[Records from a data source]
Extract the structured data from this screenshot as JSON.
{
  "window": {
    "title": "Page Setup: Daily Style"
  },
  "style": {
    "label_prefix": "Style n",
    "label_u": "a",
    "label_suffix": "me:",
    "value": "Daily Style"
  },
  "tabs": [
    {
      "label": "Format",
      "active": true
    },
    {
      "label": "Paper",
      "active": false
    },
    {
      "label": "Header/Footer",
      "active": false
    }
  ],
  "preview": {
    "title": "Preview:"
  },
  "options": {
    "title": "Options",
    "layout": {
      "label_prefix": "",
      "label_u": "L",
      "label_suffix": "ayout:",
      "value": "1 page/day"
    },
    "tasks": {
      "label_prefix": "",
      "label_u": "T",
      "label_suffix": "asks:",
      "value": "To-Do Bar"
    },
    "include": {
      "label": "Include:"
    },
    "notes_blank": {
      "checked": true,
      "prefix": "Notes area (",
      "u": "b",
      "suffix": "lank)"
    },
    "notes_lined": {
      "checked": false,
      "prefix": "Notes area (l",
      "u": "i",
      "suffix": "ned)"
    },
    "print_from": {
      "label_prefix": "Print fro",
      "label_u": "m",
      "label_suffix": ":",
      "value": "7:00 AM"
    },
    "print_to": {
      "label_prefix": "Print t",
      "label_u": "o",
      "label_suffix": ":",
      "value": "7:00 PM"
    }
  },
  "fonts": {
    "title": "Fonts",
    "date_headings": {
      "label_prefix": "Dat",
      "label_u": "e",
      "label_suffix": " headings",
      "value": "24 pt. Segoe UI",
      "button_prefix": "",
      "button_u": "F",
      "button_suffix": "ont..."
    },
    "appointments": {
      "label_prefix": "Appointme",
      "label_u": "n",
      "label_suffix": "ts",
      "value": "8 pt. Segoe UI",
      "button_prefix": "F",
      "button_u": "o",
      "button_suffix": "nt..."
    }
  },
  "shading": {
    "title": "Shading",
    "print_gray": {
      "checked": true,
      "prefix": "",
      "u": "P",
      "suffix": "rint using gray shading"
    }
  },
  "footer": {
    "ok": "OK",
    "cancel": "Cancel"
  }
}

(Do this): Search the records for the word "title" and copy every line where it occurs.

(Solution to the exercise):
    "title": "Page Setup: Daily Style"
    "title": "Preview:"
    "title": "Options",
    "title": "Fonts",
    "title": "Shading",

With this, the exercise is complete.